Aim |
Tally up the lines where the string "Tahun" appears; reply with the number only.

Material shown |
-------------------------

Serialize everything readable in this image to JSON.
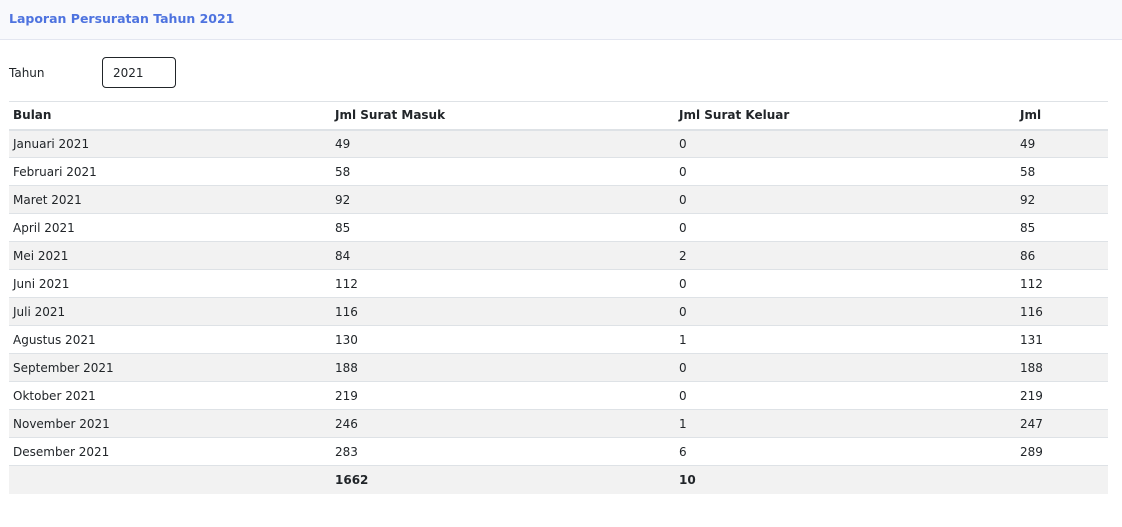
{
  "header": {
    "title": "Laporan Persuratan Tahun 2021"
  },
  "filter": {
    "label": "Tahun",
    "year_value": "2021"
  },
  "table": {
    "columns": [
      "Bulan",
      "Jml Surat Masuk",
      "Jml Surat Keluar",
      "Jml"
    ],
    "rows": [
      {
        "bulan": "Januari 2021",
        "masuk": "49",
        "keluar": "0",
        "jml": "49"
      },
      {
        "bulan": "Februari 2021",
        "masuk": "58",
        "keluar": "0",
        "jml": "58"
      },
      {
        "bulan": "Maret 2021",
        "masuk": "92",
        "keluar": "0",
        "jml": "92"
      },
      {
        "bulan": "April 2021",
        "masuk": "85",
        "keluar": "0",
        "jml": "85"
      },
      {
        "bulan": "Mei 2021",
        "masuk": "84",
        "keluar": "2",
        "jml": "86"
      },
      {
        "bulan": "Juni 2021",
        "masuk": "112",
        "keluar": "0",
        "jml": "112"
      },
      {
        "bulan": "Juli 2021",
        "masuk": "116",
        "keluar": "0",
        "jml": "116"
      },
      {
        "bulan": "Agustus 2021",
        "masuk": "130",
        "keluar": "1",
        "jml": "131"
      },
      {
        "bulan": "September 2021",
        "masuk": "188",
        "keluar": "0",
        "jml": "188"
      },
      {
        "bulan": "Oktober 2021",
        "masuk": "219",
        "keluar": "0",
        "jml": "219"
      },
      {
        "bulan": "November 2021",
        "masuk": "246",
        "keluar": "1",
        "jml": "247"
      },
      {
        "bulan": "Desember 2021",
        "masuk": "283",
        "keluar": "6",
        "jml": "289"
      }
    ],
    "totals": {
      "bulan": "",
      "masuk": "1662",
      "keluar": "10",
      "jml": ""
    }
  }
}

-------------------------

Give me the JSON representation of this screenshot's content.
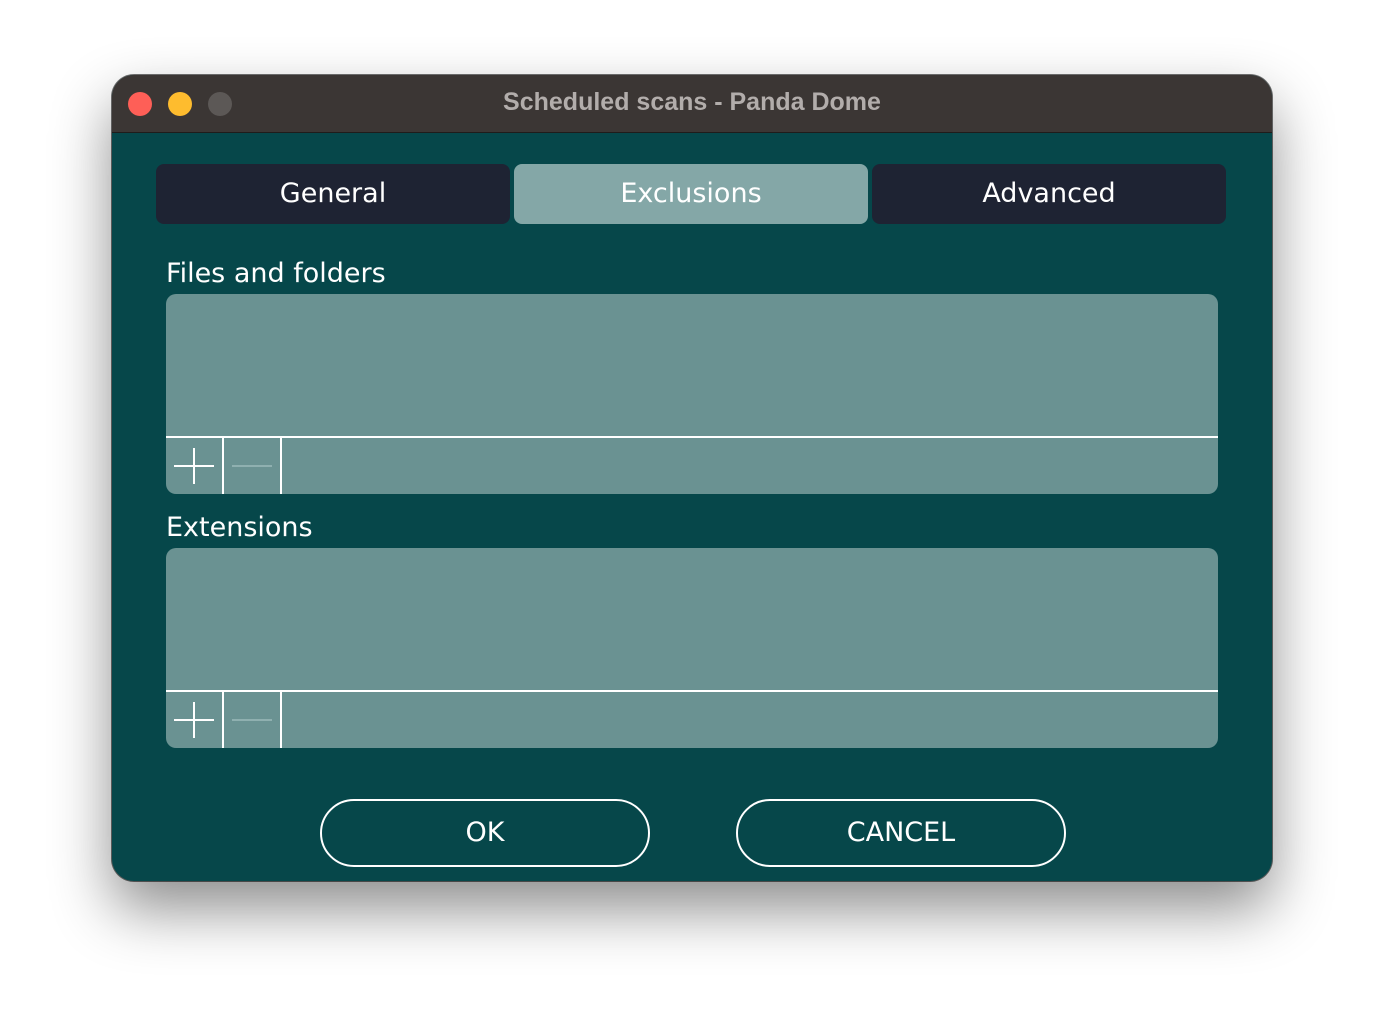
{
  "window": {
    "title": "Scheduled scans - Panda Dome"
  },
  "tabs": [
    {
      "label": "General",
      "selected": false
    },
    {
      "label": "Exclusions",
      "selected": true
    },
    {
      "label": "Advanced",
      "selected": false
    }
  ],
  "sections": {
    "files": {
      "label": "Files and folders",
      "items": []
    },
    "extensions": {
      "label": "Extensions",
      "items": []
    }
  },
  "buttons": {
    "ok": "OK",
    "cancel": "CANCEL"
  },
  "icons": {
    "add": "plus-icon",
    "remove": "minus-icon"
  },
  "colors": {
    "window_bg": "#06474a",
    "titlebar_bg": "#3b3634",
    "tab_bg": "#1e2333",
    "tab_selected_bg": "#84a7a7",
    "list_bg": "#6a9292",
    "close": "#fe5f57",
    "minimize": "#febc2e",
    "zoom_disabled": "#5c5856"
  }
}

-------------------------

Exercise solution |
2